EXERCISE INPUTS

━━━━━━━━━━━━━━━━━━━━

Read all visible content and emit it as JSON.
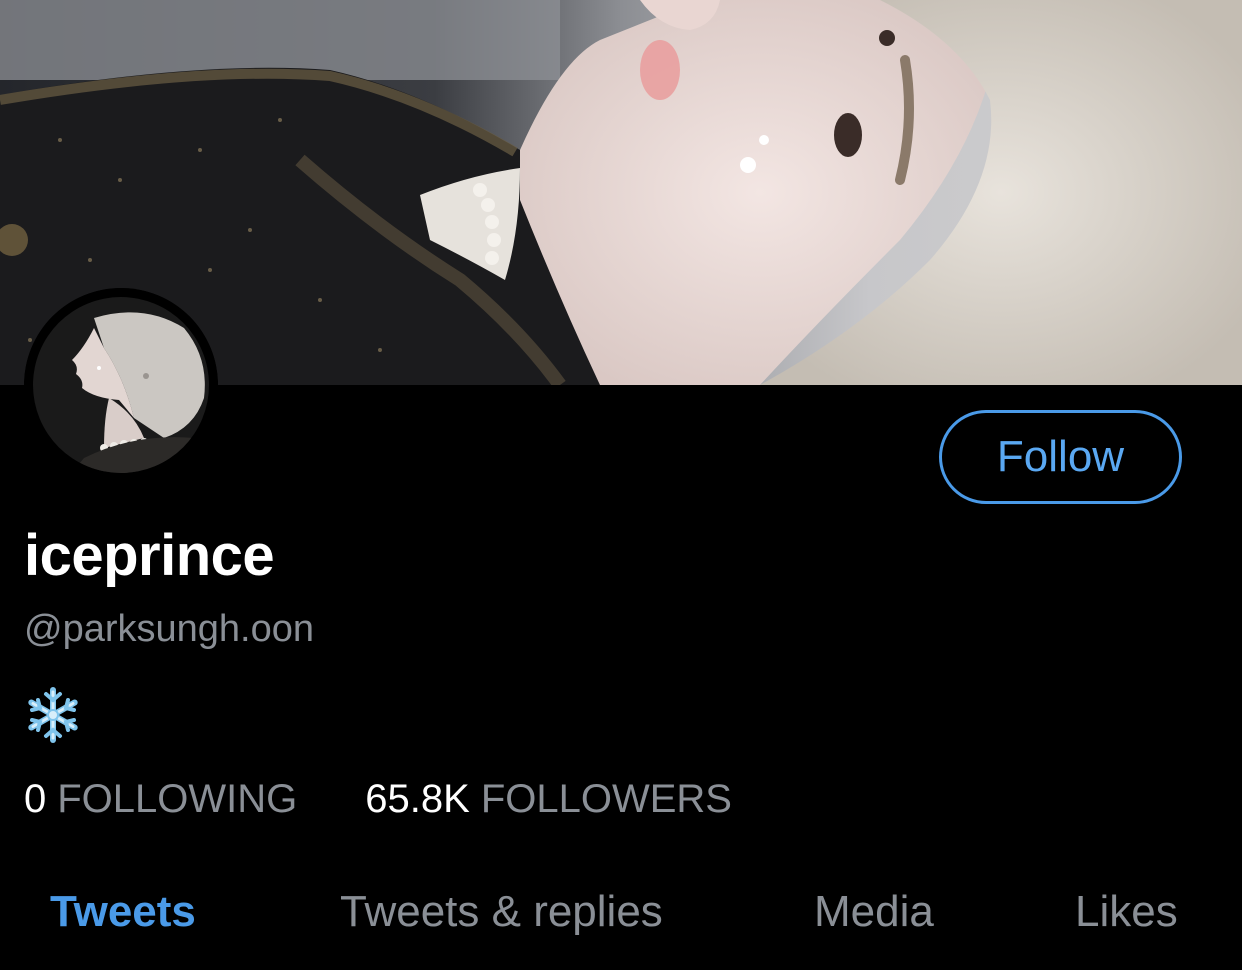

━━━━━━━━━━━━━━━━━━━━

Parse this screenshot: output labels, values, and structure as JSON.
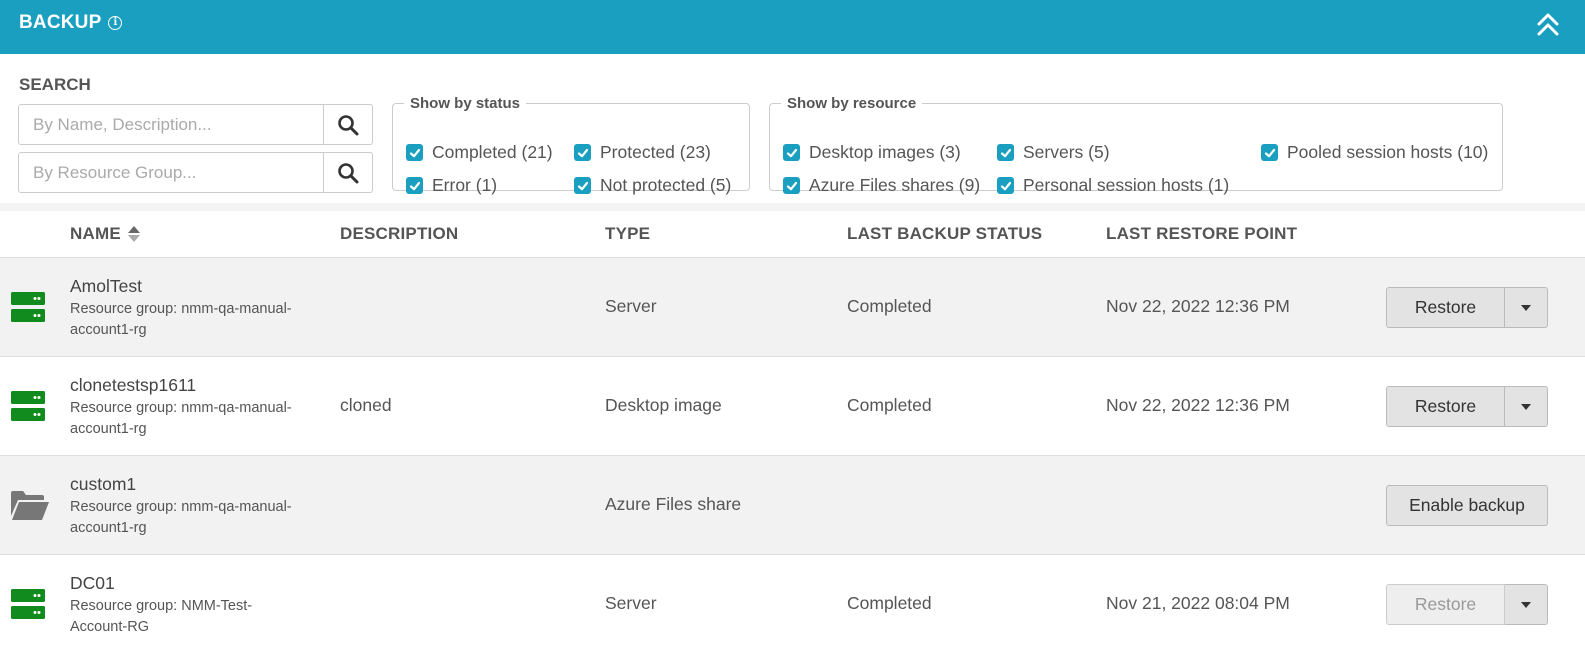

━━━━━━━━━━━━━━━━━━━━

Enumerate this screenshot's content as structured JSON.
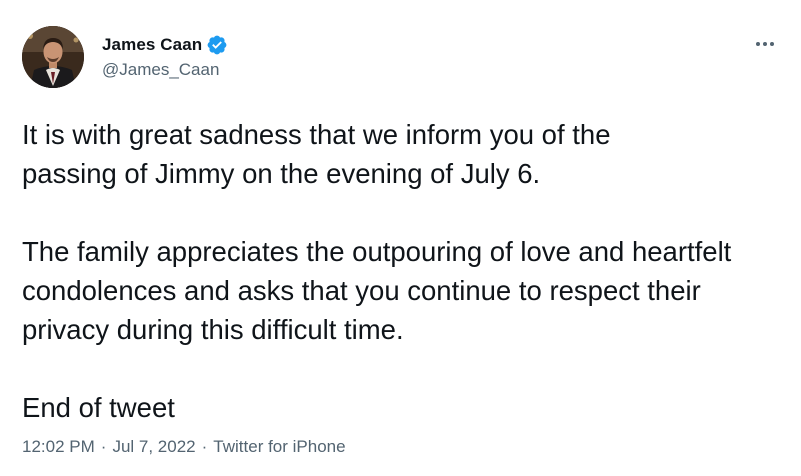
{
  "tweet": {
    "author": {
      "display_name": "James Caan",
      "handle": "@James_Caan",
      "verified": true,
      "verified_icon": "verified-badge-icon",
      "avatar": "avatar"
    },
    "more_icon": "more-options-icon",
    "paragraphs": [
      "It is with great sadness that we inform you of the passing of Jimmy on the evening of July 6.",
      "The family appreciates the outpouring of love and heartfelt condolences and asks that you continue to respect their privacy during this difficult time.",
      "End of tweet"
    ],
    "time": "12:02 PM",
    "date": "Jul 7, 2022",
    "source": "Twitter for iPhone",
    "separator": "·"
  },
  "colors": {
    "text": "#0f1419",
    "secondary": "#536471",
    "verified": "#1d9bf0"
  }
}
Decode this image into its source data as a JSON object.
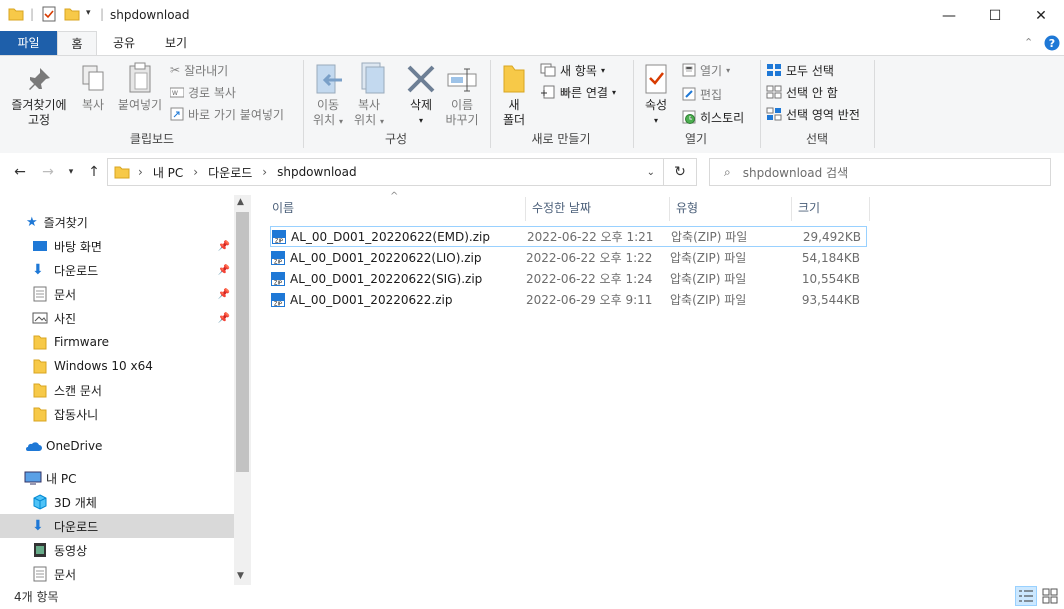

━━━━━━━━━━━━━━━━━━━━

REQUIREMENTS
Return exactly the lines from the one with "Enumerate this screenshot's" to the one with "Decode this image", both ends kept, and only those. Images are left out.

RESPONSE TO THIS TASK
Enumerate this screenshot's content as structured JSON.
{
  "tweet": {
    "author": {
      "display_name": "James Caan",
      "handle": "@James_Caan",
      "verified": true,
      "verified_icon": "verified-badge-icon",
      "avatar": "avatar"
    },
    "more_icon": "more-options-icon",
    "paragraphs": [
      "It is with great sadness that we inform you of the passing of Jimmy on the evening of July 6.",
      "The family appreciates the outpouring of love and heartfelt condolences and asks that you continue to respect their privacy during this difficult time.",
      "End of tweet"
    ],
    "time": "12:02 PM",
    "date": "Jul 7, 2022",
    "source": "Twitter for iPhone",
    "separator": "·"
  },
  "colors": {
    "text": "#0f1419",
    "secondary": "#536471",
    "verified": "#1d9bf0"
  }
}
Decode this image into its source data as a JSON object.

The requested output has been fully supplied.